━━━━━ Provided material
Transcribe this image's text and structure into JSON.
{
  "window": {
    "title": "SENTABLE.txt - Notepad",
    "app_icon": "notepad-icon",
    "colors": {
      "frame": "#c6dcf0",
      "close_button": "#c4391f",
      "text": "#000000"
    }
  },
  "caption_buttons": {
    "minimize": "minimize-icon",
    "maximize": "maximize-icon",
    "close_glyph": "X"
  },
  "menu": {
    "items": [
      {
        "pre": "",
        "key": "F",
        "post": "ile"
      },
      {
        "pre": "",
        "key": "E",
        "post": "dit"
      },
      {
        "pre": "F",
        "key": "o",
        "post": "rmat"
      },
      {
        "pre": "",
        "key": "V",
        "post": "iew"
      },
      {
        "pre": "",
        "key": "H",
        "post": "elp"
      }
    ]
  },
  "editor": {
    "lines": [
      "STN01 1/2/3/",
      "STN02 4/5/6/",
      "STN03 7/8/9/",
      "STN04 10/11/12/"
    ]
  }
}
━━━━━━━━━━
━━━━━ Provided material
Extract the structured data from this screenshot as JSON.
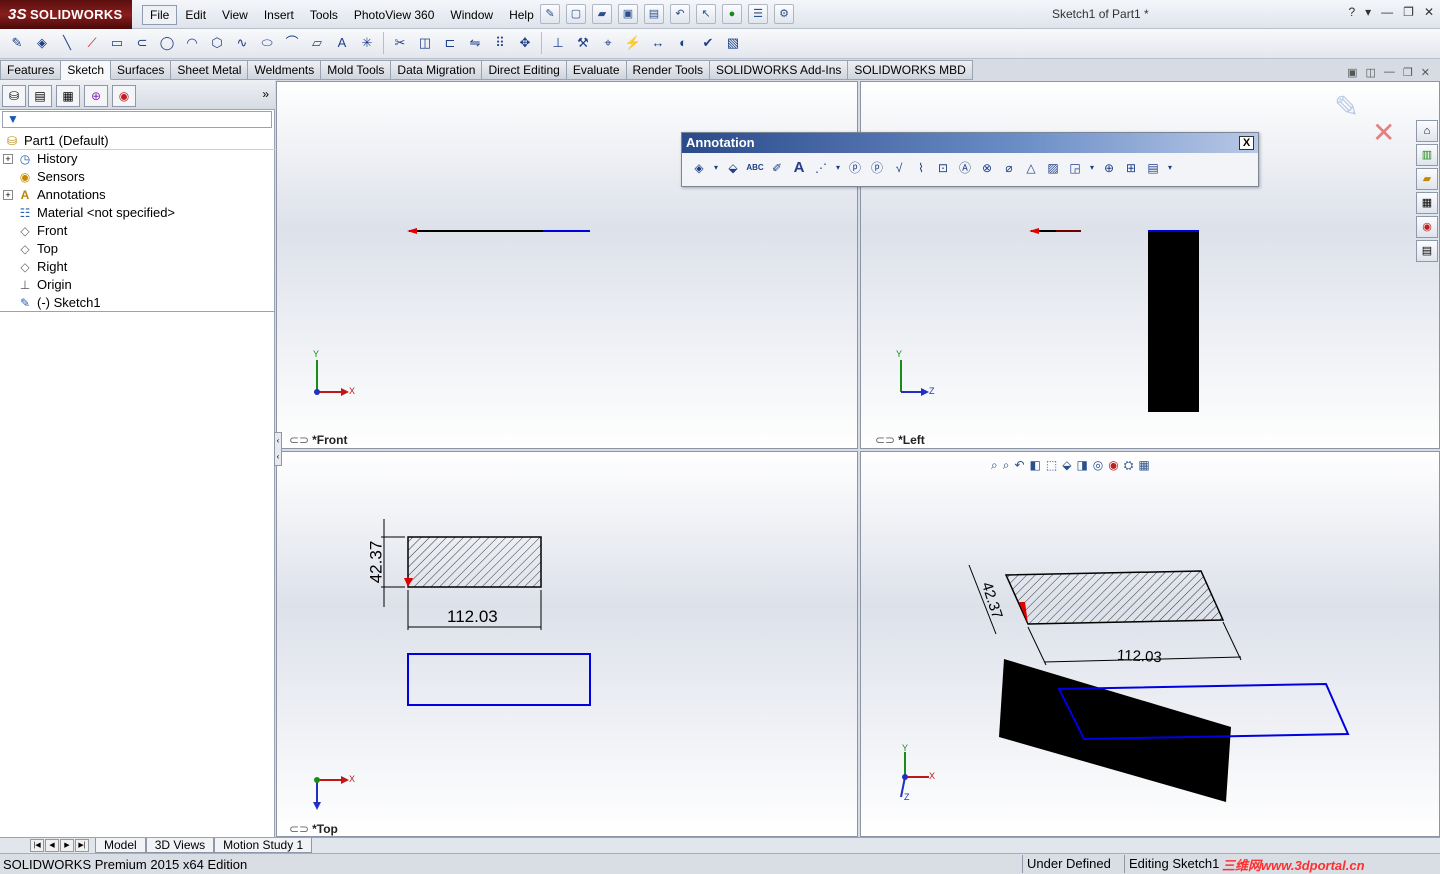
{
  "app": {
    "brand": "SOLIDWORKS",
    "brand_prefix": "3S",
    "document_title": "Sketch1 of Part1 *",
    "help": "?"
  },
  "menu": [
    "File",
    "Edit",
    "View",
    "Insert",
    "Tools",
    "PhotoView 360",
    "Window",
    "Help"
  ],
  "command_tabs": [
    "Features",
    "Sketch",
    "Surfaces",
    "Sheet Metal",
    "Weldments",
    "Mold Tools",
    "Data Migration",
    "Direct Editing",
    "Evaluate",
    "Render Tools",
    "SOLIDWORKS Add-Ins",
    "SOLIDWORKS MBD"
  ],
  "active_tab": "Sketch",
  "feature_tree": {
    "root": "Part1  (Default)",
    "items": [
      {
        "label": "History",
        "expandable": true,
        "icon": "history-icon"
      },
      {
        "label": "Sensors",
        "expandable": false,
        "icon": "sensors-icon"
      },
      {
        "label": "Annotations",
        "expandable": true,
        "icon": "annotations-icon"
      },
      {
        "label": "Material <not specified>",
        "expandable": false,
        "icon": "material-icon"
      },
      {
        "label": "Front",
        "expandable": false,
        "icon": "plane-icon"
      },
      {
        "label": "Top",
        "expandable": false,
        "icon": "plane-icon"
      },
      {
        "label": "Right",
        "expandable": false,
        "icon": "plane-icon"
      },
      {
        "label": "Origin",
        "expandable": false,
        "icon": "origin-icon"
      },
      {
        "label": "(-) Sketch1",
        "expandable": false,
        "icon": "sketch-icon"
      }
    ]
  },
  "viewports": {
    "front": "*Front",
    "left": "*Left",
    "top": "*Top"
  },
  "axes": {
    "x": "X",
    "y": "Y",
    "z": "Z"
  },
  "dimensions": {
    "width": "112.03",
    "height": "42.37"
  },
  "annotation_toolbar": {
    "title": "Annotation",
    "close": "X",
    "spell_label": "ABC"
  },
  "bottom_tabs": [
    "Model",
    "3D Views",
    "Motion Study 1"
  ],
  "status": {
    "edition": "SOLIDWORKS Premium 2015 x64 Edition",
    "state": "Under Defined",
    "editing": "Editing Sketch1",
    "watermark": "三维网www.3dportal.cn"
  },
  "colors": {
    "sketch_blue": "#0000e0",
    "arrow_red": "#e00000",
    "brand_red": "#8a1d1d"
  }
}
━━━━━━━━━━
Exercise objective — Copy every line that contains the string "this".

Task result —
Transcribe this image's text and structure into JSON.
Extract the structured data from this screenshot as JSON.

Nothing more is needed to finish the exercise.